------ DATA ROWS

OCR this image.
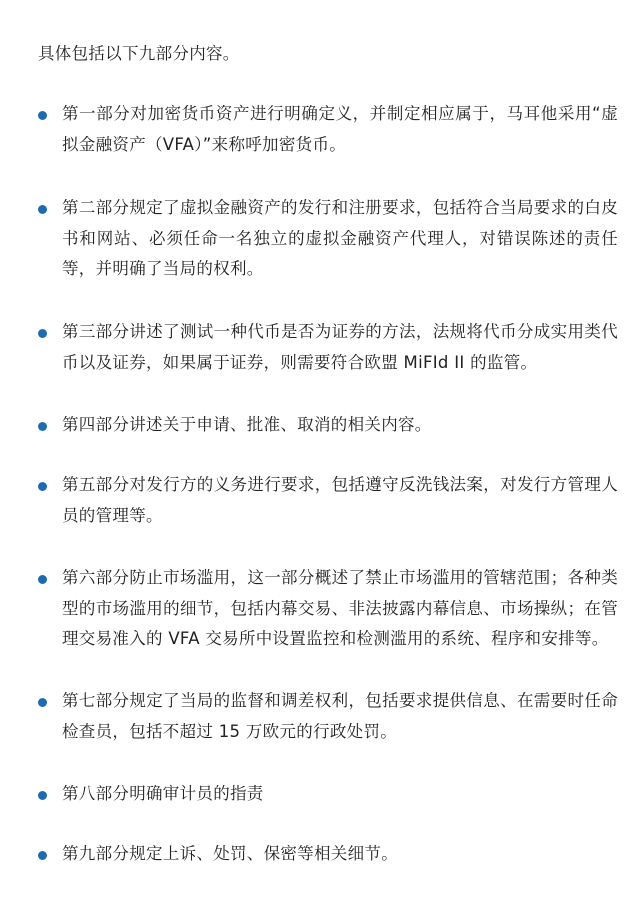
具体包括以下九部分内容。
第一部分对加密货币资产进行明确定义，并制定相应属于，马耳他采用“虚拟金融资产（VFA）”来称呼加密货币。
第二部分规定了虚拟金融资产的发行和注册要求，包括符合当局要求的白皮书和网站、必须任命一名独立的虚拟金融资产代理人，对错误陈述的责任等，并明确了当局的权利。
第三部分讲述了测试一种代币是否为证券的方法，法规将代币分成实用类代币以及证券，如果属于证券，则需要符合欧盟 MiFId II 的监管。
第四部分讲述关于申请、批准、取消的相关内容。
第五部分对发行方的义务进行要求，包括遵守反洗钱法案，对发行方管理人员的管理等。
第六部分防止市场滥用，这一部分概述了禁止市场滥用的管辖范围；各种类型的市场滥用的细节，包括内幕交易、非法披露内幕信息、市场操纵；在管理交易准入的 VFA 交易所中设置监控和检测滥用的系统、程序和安排等。
第七部分规定了当局的监督和调差权利，包括要求提供信息、在需要时任命检查员，包括不超过 15 万欧元的行政处罚。
第八部分明确审计员的指责
第九部分规定上诉、处罚、保密等相关细节。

------------

EXERCISE: All of the data needs repeating exactly, but the pictures do not.

OUTPUT BELOW:
OCR this image.
具体包括以下九部分内容。
第一部分对加密货币资产进行明确定义，并制定相应属于，马耳他采用“虚拟金融资产（VFA）”来称呼加密货币。
第二部分规定了虚拟金融资产的发行和注册要求，包括符合当局要求的白皮书和网站、必须任命一名独立的虚拟金融资产代理人，对错误陈述的责任等，并明确了当局的权利。
第三部分讲述了测试一种代币是否为证券的方法，法规将代币分成实用类代币以及证券，如果属于证券，则需要符合欧盟 MiFId II 的监管。
第四部分讲述关于申请、批准、取消的相关内容。
第五部分对发行方的义务进行要求，包括遵守反洗钱法案，对发行方管理人员的管理等。
第六部分防止市场滥用，这一部分概述了禁止市场滥用的管辖范围；各种类型的市场滥用的细节，包括内幕交易、非法披露内幕信息、市场操纵；在管理交易准入的 VFA 交易所中设置监控和检测滥用的系统、程序和安排等。
第七部分规定了当局的监督和调差权利，包括要求提供信息、在需要时任命检查员，包括不超过 15 万欧元的行政处罚。
第八部分明确审计员的指责
第九部分规定上诉、处罚、保密等相关细节。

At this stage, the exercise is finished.